- [TASK LIST]:
1) Do these statements agree with the article on Oakland's electric school buses? For each, answer yes or no and quote the article's deciding words: (a) Oakland's fully electric fleet numbers 74 buses. (b) In Oakland, the school district rather than Zum will receive the revenue from the grid deal. (c) Narayan said a school bus carries four to six times the battery of a Tesla.
2) Can you carry on the article about Oakland's electric school buses past its final sentence?

The nightlife of school buses is about to get more interesting.

Zum, which provides student transportation including EV buses to 4,000 schools across the country, is partnering with the Oakland Unified School District to start selling power stored in EV batteries back to the California utility grid.

Oakland is the first school district in the U.S. to go fully electric with its buses, 74 in all, and will now be the first to test the concept of V2G (vehicle to grid) bidirectional charging. In effect, instead of the one-way charge into the vehicle, the school buses will be able to send their battery power back to the grid through Zum charging infrastructure.

Zum estimates that 2.1 gigawatt hours of energy can be sent from batteries back to the California grid annually. The company’s goal is to add 10,000 bidirectional EV school buses across the U.S. with 300 gigawatt hours of energy available to power grids each year. San Francisco Unified and Los Angeles Unified, much larger districts than Oakland, are expected to follow, Zum said. It also works with school districts in California, Colorado, Connecticut, Illinois, Maryland, Massachusetts, Missouri, Nebraska, Pennsylvania, Tennessee, Texas, Washington, Utah, and Virginia.

Zum ranked No. 31 on the 2024 CNBC Disruptor 50 list

More coverage of the 2024 CNBC Disruptor 50

There have been pilots across the country to test school bus V2G business models, but Zum says the time has come to move beyond the test phase.

“We at Zum strongly believe it is time to move beyond pilots and deploy sustainability solutions at scale. Converting the Oakland Unified school bus fleet to 100% electric with VPP [virtual power plant] capability is the right step in that direction,” said Ritu Narayan, founder and CEO of Zum, in a release.

In a CNBC interview later on Wednesday, Narayan referred to the school bus as “the largest battery on wheels,” with four to six times the battery of a Tesla.

According to Zum, the 27 million students moved across the country to and from schools twice daily is the largest mass transit system in the country. The roughly 500,000 school buses are mostly diesel, contributing to emissions. Zum has the goal of being a net-zero transport provider.

Pacific Gas and Electric, which is based in Oakland, has partnered with Zum to enable its bidirectional charging station for EV buses in Oakland.

Zum EV school buses at a charging station.

Zum

The concept is considered a strong one given the fact that school buses are not in use during peak energy demand hours, for example, between 5 p.m. and 10 p.m. This allows the buses, and their owners, to execute an energy arbitrage trade: charging up for their core daily task of moving students when energy prices are lower, and feeding battery storage back onto the grid when utilities will pay more for it per kilowatt/hour. As owner of the buses in use in Oakland, Zum will be the one to receive revenue from the grid deal, but in other cases where school districts own the buses, they can generate revenue. In some cases, the revenue from power sales could be split.

Narayan told CNBC that the school bus is an “ideal asset to be electrified” due to the battery and its predictable local pattern of use outside of peak hours.

- [EXTRACTED DATA]:
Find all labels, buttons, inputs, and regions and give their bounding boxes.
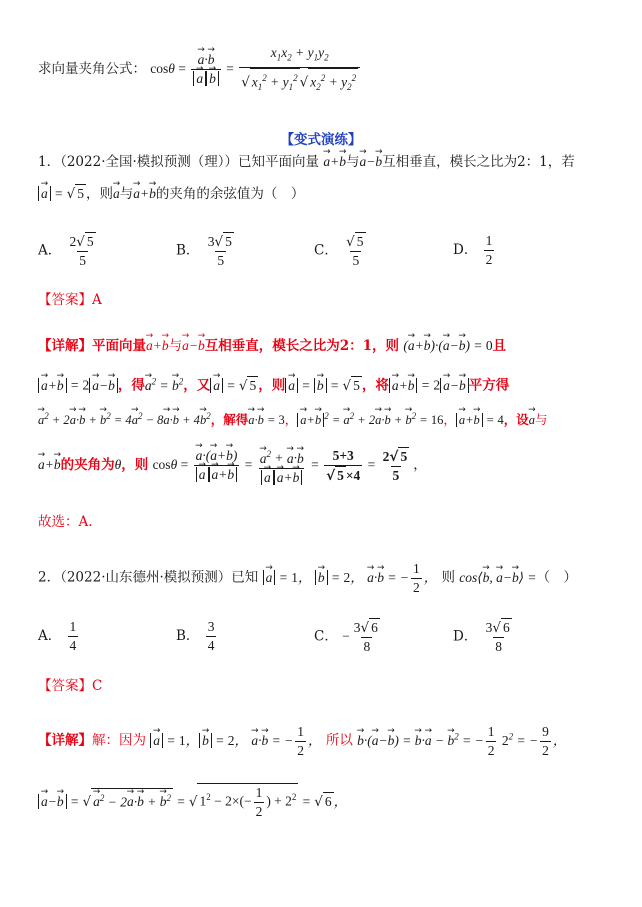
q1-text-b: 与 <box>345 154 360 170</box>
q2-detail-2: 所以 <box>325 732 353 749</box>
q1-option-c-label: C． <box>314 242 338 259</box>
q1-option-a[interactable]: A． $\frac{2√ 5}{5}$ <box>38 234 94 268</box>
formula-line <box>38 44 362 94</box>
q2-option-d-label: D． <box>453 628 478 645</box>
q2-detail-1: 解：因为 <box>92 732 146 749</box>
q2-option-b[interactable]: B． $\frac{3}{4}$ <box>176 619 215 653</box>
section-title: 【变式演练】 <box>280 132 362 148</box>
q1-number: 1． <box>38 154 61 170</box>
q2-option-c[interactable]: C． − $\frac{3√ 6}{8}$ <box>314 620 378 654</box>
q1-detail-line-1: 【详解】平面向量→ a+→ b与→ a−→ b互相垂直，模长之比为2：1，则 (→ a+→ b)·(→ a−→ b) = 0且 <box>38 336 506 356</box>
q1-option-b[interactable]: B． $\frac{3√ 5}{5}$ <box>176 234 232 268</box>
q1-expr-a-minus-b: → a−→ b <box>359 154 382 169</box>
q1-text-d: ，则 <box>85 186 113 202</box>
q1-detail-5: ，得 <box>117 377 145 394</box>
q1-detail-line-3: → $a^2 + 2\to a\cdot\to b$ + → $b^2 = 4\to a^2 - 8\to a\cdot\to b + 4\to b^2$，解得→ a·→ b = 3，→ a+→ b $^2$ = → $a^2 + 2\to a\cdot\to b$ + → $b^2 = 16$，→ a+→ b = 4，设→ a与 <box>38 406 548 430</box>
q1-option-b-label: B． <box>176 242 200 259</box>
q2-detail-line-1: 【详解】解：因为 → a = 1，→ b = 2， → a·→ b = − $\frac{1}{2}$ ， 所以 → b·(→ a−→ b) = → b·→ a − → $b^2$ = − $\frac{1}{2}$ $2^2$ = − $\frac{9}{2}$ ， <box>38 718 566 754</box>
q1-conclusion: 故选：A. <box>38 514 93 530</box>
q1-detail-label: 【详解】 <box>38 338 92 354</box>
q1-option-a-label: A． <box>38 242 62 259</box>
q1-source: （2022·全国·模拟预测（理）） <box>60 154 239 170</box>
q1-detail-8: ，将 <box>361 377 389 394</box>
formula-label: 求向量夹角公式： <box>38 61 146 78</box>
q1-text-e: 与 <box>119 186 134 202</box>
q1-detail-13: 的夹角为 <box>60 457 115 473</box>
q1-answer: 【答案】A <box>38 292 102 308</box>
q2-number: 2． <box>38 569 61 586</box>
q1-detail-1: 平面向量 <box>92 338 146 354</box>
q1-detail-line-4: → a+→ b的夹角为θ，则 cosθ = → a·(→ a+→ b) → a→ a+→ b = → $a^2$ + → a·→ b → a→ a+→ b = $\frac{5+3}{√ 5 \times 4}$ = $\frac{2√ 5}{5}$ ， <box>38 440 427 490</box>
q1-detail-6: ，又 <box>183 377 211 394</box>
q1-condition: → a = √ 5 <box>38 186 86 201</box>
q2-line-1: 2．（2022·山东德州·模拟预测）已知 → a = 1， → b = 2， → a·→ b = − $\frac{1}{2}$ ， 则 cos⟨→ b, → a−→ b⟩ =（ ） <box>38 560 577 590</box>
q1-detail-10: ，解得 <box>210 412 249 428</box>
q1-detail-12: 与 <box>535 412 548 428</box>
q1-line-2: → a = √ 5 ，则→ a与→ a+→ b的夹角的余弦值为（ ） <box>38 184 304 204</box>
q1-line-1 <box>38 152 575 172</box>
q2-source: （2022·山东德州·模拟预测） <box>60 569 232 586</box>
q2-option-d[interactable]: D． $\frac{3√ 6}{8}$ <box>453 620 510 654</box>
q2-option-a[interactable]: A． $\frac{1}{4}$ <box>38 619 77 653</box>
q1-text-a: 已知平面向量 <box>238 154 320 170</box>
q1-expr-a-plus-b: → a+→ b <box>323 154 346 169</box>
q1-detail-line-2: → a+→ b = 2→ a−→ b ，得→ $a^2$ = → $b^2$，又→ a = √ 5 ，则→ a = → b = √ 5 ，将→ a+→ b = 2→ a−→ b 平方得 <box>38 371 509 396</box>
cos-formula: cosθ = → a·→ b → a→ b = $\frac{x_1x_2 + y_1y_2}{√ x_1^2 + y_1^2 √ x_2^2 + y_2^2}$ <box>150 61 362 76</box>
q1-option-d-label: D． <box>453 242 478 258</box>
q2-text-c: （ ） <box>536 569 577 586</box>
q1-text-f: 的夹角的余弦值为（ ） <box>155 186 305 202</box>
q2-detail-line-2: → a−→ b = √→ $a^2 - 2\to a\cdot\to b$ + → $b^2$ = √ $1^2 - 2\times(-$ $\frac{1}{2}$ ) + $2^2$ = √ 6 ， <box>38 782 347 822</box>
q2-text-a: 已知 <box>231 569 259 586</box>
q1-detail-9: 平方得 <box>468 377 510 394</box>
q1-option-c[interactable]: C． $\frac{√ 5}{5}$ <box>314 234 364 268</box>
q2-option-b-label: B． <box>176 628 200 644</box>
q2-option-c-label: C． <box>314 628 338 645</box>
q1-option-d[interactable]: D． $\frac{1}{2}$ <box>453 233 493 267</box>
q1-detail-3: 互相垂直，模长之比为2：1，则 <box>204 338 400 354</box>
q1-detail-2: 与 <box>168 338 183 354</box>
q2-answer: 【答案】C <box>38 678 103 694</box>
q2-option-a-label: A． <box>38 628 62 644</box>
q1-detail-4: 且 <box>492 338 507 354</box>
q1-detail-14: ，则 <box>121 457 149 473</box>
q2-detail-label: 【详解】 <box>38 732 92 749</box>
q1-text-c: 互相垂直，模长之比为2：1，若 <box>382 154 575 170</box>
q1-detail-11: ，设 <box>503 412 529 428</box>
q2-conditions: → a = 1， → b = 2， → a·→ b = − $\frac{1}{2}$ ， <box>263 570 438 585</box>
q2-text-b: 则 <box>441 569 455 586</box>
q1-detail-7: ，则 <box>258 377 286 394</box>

- [RESPONSES TO THE EXERCISE]:
1)
(a) Yes: "74 in all".
(b) No: "As owner of the buses in use in Oakland, Zum will be the one to receive revenue from the grid deal".
(c) Yes: "with four to six times the battery of a Tesla".

2)
Ram Ambatipudi, senior vice president of business development at EV Connect, which provides EV charging solutions, said the school bus model is one of the most promising in the area of using EV battery storage in a bidirectional nature. He said one of the biggest challenges is getting utilities to set a predetermined rate schedule that will allow for the arbitrage play across power markets, generating the revenue opportunity for the battery owners.

“There aren’t a lot of established rate schedules,” Ambatipudi said. In addition, a lot has to go right to make the model work and is still being tested. “It’s been more of a pilot level because that interplay has to happen between the vehicle charging station hardware, and software management of the station, and the backfeeding into grid and having the economic benefit paid out by the utility. “Those market developments have yet to come,” he said.

EV school buses today are two to three times as expensive as traditional buses, and the V2G model of selling energy back to the grid is part of the economic plan to make the transport technology more cost-effective for owners over time — EV battery costs are also declining while their efficiency rises.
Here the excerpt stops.